EXCERPT PROVIDED
•••
The appellant appealed to the Court of Appeal. By reserved judgments delivered on 22nd February 1972 they dismissed the appeal, Lord Denning M.R. dissenting ( [1973] Ch. 346). The majority (Buckley L.J. and Sir Seymour Karminski) relied on the same authorities as Brightman J. Buckley L.J. summarised their effect in a passage which I presume to call "Buckley L.J.'s formulation"(p.370G):
"… these authorities establish in a manner binding upon us in this court that, where a third party undertakes the role of deciding as between two other parties a question, the determination of which requires the third part to hold the scales fairly between the opposing interests of the two parties, the third party is immune from an action for negligence in respect of anything done in that role."
•••
EXCERPTED DATA

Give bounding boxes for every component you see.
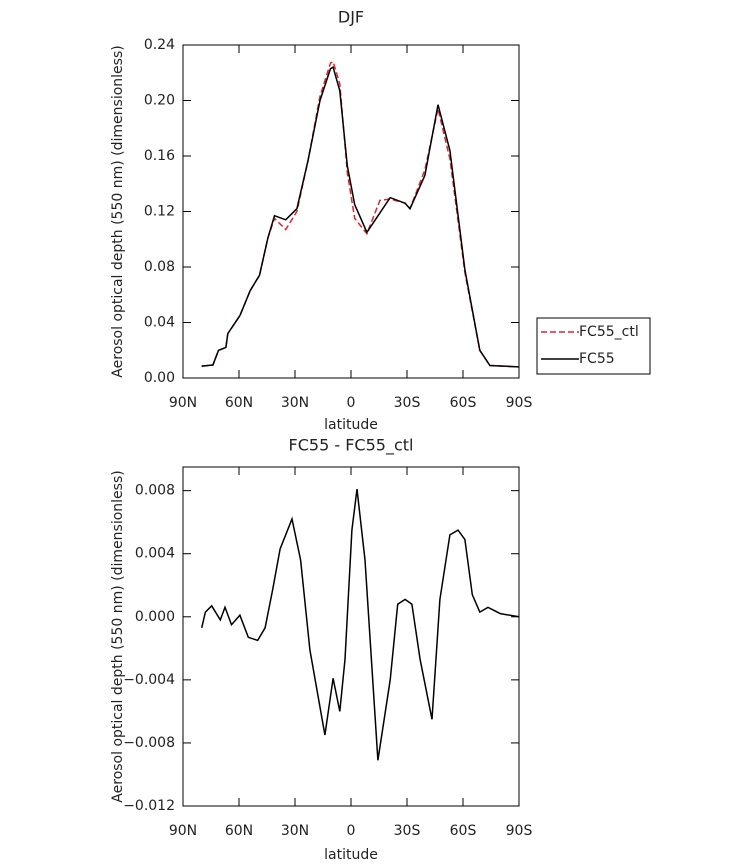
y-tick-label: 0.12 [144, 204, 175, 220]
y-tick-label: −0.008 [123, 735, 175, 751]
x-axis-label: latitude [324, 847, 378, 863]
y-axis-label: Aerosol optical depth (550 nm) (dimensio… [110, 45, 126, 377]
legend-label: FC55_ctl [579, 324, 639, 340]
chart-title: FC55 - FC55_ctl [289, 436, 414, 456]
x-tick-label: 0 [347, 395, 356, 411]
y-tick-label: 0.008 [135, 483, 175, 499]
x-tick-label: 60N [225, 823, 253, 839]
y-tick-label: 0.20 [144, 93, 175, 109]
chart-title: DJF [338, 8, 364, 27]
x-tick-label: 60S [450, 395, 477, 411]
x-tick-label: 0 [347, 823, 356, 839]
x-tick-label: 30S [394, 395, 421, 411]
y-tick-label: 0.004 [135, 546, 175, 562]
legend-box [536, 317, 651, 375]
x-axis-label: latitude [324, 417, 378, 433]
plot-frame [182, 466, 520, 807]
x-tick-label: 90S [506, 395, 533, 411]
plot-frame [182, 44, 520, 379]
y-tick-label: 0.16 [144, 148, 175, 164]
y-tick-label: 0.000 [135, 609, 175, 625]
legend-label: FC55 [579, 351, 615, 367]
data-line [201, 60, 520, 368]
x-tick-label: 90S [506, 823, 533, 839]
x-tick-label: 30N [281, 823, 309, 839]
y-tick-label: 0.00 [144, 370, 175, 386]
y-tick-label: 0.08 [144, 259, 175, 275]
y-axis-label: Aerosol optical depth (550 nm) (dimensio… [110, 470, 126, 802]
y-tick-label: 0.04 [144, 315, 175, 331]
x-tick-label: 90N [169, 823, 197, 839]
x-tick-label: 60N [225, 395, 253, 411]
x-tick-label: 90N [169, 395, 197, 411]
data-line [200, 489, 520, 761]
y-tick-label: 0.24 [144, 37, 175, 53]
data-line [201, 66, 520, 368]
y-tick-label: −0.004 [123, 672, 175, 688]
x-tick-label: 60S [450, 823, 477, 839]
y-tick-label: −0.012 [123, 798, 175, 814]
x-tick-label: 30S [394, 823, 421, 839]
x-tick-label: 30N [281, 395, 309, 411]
•••
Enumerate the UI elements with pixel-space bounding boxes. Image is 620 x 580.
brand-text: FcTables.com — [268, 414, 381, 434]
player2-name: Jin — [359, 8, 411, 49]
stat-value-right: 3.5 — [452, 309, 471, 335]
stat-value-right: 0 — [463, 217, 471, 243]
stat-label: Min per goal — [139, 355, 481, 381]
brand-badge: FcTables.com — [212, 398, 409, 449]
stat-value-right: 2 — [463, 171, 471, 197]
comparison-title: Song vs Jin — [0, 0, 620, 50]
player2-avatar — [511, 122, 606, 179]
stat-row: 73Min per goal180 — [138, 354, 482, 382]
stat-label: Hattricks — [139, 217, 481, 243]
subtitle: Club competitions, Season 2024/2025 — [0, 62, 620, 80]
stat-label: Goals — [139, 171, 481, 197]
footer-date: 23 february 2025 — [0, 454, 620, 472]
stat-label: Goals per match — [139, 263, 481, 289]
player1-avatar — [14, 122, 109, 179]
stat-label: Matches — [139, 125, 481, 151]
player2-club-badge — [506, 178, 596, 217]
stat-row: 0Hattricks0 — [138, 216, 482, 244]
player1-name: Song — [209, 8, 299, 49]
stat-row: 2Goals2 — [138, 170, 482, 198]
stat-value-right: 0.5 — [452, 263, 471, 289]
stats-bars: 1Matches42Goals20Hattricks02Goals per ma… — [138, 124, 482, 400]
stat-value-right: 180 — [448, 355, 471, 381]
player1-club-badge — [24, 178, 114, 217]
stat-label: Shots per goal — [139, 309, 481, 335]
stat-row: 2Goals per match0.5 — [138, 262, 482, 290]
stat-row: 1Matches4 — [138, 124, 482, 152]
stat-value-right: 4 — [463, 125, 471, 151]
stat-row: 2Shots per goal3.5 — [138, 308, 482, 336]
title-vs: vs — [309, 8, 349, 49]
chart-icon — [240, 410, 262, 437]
•••
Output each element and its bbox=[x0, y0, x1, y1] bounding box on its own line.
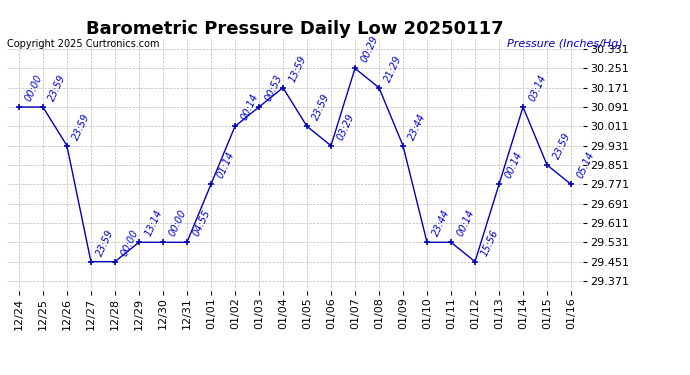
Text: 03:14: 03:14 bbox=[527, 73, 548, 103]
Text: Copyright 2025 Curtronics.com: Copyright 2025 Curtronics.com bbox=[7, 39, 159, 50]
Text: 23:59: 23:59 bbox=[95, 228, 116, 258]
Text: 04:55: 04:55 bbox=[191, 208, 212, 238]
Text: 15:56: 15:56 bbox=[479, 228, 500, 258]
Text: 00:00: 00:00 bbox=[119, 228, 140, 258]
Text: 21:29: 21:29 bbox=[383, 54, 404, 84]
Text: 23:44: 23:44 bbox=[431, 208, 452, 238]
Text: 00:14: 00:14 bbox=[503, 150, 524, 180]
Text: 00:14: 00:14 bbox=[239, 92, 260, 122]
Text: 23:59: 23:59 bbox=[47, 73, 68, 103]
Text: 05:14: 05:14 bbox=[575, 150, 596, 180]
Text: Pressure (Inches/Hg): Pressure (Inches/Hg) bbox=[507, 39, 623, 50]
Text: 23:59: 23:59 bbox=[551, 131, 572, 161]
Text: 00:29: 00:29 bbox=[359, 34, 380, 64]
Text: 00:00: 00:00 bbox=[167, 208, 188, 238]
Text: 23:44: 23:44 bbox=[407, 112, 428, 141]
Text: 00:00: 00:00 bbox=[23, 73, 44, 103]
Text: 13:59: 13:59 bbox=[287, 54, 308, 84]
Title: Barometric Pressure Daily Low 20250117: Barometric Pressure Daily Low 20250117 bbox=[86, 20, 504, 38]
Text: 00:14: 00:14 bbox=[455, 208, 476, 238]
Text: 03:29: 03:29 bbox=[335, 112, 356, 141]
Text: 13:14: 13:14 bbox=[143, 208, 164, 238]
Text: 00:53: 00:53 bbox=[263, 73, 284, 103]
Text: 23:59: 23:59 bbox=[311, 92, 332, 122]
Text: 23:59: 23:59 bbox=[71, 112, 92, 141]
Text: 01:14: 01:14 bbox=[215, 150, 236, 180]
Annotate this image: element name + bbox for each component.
•••
WHAT IS ASKED
1. Summarize the excerpt about the Court of Appeal's decision in two sentences.
2. Resume the excerpt about the Court of Appeal's decision, picking up after its final sentence.
The records were taken from a different source.

ANSWERS GIVEN
1. The appellant's appeal to the Court of Appeal was dismissed by reserved judgments delivered on 22nd February 1972, with Lord Denning M.R. dissenting. The majority, Buckley L.J. and Sir Seymour Karminski, relied on the same authorities as Brightman J., and Buckley L.J. summarized them as establishing that a third party who decides a question between two other parties, and must hold the scales fairly between their opposing interests, is immune from an action for negligence for anything done in that role.

2.
Later in his judgment (p.371 F-H) Buckley L.J. reformulated the principle in such a way as to elucidate that by "question" he meant "matter in dispute or upon which other parties have opposed interests". A clear distinction in his opinion, was to be drawn between the position of a third party who is required to adjudicate in such a way and one to whom the parties delegate the function of ascertaining some matter of fact. Buckley L.J. held the rule to be based on public policy (p.370H), which, though not precluding a duty from arising, gives immunity from the consequences of its breach (p.368H–369B). Sir Seymour Karminski delivered a short concurring judgment.
It will be noted that there is some difference between Brightman J.'s and Buckley L.J.'s formulations. Buckley L.J.'s as elucidated involves either "a dispute" or "opposed interests"; while Brightman J.'s goes no further than "a matter which is not agreed between them". Buckley L.J.'s formulation was approved by my noble and learned friend, Lord Salmon, in ( Sutcliffe v. Thackrah [1974] A.C. 727, 764, D-G) as an accurate distillation of the authorities relied on; though he disapproved of the reasoning of these authorities and of Buckley L.J.'s resultant formulation of principle.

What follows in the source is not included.